**** Provided data ****

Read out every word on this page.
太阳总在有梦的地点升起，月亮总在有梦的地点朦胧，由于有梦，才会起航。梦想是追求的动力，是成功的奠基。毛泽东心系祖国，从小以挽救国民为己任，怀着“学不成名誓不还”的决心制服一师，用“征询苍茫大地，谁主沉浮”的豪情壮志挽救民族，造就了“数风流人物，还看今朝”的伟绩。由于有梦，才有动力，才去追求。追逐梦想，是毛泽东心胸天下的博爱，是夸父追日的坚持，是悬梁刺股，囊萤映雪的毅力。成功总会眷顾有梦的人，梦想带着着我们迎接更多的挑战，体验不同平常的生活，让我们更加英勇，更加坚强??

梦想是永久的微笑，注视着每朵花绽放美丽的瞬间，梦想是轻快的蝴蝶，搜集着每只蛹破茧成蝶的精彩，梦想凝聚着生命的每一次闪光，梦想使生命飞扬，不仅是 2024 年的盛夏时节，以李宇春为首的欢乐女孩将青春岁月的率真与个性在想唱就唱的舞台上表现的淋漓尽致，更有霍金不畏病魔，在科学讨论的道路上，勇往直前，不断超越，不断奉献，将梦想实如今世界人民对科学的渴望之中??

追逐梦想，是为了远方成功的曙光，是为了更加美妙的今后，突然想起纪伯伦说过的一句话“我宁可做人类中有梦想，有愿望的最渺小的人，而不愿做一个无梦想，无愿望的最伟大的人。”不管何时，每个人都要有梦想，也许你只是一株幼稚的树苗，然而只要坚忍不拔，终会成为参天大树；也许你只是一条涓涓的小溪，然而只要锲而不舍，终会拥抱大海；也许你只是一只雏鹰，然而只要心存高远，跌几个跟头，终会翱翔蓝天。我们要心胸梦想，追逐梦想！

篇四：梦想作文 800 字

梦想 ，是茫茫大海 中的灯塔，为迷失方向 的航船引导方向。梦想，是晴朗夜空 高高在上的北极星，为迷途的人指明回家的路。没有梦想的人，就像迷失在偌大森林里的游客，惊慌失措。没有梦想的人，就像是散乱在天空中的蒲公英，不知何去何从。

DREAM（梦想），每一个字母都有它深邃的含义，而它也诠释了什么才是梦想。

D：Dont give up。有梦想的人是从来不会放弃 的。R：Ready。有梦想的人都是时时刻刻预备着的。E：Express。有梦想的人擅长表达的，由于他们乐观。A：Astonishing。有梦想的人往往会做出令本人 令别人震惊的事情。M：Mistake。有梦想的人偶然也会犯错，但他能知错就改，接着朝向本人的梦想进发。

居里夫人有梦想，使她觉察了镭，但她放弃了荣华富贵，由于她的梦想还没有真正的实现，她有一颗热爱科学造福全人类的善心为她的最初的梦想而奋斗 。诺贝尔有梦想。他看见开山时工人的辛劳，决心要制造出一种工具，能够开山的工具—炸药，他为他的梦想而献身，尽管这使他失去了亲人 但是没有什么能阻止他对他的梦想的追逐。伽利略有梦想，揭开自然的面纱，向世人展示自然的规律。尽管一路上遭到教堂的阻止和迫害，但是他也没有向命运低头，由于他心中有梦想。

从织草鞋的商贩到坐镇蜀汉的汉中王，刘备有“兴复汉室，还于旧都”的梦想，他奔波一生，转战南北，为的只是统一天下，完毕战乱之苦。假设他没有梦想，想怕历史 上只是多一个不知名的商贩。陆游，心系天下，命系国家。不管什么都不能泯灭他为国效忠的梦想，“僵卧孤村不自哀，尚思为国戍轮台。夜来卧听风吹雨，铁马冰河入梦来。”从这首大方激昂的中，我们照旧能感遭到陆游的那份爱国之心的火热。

****

Problem requirements:
Find all lines with "追逐梦想" in them and copy each one.

Exercise result:
太阳总在有梦的地点升起，月亮总在有梦的地点朦胧，由于有梦，才会起航。梦想是追求的动力，是成功的奠基。毛泽东心系祖国，从小以挽救国民为己任，怀着“学不成名誓不还”的决心制服一师，用“征询苍茫大地，谁主沉浮”的豪情壮志挽救民族，造就了“数风流人物，还看今朝”的伟绩。由于有梦，才有动力，才去追求。追逐梦想，是毛泽东心胸天下的博爱，是夸父追日的坚持，是悬梁刺股，囊萤映雪的毅力。成功总会眷顾有梦的人，梦想带着着我们迎接更多的挑战，体验不同平常的生活，让我们更加英勇，更加坚强??
追逐梦想，是为了远方成功的曙光，是为了更加美妙的今后，突然想起纪伯伦说过的一句话“我宁可做人类中有梦想，有愿望的最渺小的人，而不愿做一个无梦想，无愿望的最伟大的人。”不管何时，每个人都要有梦想，也许你只是一株幼稚的树苗，然而只要坚忍不拔，终会成为参天大树；也许你只是一条涓涓的小溪，然而只要锲而不舍，终会拥抱大海；也许你只是一只雏鹰，然而只要心存高远，跌几个跟头，终会翱翔蓝天。我们要心胸梦想，追逐梦想！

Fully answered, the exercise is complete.